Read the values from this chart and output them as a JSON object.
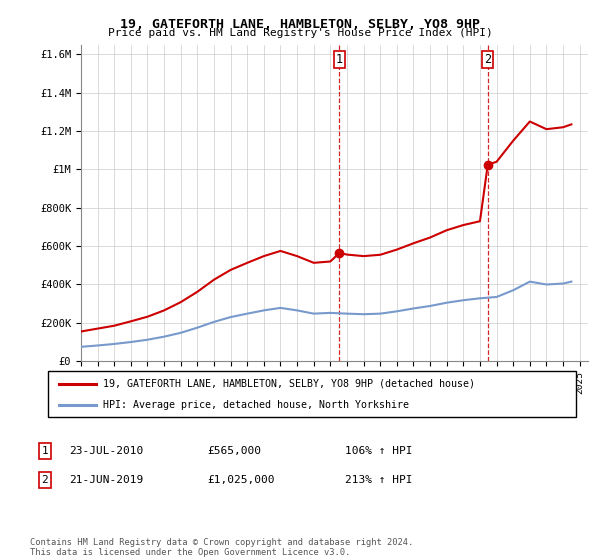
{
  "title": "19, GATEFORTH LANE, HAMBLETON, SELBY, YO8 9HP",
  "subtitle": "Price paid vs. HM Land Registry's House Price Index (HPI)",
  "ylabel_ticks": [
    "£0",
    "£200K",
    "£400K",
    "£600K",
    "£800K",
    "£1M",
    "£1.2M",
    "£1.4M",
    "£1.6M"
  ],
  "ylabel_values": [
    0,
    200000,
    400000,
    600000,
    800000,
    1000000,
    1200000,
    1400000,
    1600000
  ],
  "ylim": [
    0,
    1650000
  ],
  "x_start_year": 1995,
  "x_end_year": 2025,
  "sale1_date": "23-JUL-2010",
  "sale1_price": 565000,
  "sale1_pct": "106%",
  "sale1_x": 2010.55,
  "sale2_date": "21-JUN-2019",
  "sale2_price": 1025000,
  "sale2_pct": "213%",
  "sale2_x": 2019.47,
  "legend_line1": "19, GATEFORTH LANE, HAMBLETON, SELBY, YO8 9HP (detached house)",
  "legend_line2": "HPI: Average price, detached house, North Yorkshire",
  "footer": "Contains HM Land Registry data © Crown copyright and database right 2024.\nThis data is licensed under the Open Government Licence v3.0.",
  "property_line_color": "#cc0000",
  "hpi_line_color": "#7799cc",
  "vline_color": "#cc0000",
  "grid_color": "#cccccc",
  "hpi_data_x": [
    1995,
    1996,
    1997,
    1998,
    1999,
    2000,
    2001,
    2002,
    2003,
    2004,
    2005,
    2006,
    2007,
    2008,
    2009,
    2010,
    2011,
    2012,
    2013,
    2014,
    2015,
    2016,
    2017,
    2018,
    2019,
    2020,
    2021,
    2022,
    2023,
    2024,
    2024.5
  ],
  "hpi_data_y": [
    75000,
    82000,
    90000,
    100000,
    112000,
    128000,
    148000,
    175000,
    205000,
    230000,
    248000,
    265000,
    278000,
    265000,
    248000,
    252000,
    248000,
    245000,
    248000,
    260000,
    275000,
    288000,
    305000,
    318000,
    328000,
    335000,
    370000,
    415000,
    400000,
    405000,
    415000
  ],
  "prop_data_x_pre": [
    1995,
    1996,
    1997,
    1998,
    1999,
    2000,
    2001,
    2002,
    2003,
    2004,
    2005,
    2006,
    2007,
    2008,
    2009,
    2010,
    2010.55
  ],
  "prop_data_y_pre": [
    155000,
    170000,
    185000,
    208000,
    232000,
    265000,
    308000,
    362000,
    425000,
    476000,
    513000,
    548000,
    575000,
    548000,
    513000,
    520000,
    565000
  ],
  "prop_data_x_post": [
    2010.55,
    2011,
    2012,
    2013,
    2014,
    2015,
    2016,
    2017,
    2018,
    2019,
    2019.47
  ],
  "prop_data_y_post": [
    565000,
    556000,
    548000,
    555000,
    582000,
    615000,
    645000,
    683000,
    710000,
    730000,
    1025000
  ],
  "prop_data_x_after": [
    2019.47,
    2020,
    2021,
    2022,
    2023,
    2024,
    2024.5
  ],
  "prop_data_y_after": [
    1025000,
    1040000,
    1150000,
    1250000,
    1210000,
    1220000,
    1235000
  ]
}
_ _ _ _ _ _ _
EXERCISE PROMPT:
All the lines above are to be given again exactly as they read, with the pictures removed.

RESPONSE TO THIS EXERCISE:
Read the values from this chart and output them as a JSON object.
{
  "title": "19, GATEFORTH LANE, HAMBLETON, SELBY, YO8 9HP",
  "subtitle": "Price paid vs. HM Land Registry's House Price Index (HPI)",
  "ylabel_ticks": [
    "£0",
    "£200K",
    "£400K",
    "£600K",
    "£800K",
    "£1M",
    "£1.2M",
    "£1.4M",
    "£1.6M"
  ],
  "ylabel_values": [
    0,
    200000,
    400000,
    600000,
    800000,
    1000000,
    1200000,
    1400000,
    1600000
  ],
  "ylim": [
    0,
    1650000
  ],
  "x_start_year": 1995,
  "x_end_year": 2025,
  "sale1_date": "23-JUL-2010",
  "sale1_price": 565000,
  "sale1_pct": "106%",
  "sale1_x": 2010.55,
  "sale2_date": "21-JUN-2019",
  "sale2_price": 1025000,
  "sale2_pct": "213%",
  "sale2_x": 2019.47,
  "legend_line1": "19, GATEFORTH LANE, HAMBLETON, SELBY, YO8 9HP (detached house)",
  "legend_line2": "HPI: Average price, detached house, North Yorkshire",
  "footer": "Contains HM Land Registry data © Crown copyright and database right 2024.\nThis data is licensed under the Open Government Licence v3.0.",
  "property_line_color": "#cc0000",
  "hpi_line_color": "#7799cc",
  "vline_color": "#cc0000",
  "grid_color": "#cccccc",
  "hpi_data_x": [
    1995,
    1996,
    1997,
    1998,
    1999,
    2000,
    2001,
    2002,
    2003,
    2004,
    2005,
    2006,
    2007,
    2008,
    2009,
    2010,
    2011,
    2012,
    2013,
    2014,
    2015,
    2016,
    2017,
    2018,
    2019,
    2020,
    2021,
    2022,
    2023,
    2024,
    2024.5
  ],
  "hpi_data_y": [
    75000,
    82000,
    90000,
    100000,
    112000,
    128000,
    148000,
    175000,
    205000,
    230000,
    248000,
    265000,
    278000,
    265000,
    248000,
    252000,
    248000,
    245000,
    248000,
    260000,
    275000,
    288000,
    305000,
    318000,
    328000,
    335000,
    370000,
    415000,
    400000,
    405000,
    415000
  ],
  "prop_data_x_pre": [
    1995,
    1996,
    1997,
    1998,
    1999,
    2000,
    2001,
    2002,
    2003,
    2004,
    2005,
    2006,
    2007,
    2008,
    2009,
    2010,
    2010.55
  ],
  "prop_data_y_pre": [
    155000,
    170000,
    185000,
    208000,
    232000,
    265000,
    308000,
    362000,
    425000,
    476000,
    513000,
    548000,
    575000,
    548000,
    513000,
    520000,
    565000
  ],
  "prop_data_x_post": [
    2010.55,
    2011,
    2012,
    2013,
    2014,
    2015,
    2016,
    2017,
    2018,
    2019,
    2019.47
  ],
  "prop_data_y_post": [
    565000,
    556000,
    548000,
    555000,
    582000,
    615000,
    645000,
    683000,
    710000,
    730000,
    1025000
  ],
  "prop_data_x_after": [
    2019.47,
    2020,
    2021,
    2022,
    2023,
    2024,
    2024.5
  ],
  "prop_data_y_after": [
    1025000,
    1040000,
    1150000,
    1250000,
    1210000,
    1220000,
    1235000
  ]
}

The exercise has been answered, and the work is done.